▶ **Objective**:
How many lines in the records below hold the string "charging"? Please answer with the number and nothing more.

Stored entries

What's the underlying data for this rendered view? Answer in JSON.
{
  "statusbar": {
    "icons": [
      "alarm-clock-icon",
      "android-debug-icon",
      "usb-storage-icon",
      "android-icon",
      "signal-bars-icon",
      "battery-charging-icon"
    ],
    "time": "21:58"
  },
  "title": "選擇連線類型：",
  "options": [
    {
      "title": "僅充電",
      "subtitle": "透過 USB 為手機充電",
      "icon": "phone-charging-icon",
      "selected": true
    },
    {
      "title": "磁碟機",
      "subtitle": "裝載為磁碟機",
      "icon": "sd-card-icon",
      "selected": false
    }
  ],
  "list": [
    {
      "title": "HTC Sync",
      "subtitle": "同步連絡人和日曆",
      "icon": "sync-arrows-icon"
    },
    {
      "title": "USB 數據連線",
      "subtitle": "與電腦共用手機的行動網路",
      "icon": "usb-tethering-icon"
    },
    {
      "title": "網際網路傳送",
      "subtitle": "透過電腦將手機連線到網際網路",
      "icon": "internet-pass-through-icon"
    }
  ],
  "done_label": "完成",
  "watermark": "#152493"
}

▶ **Full output**:
2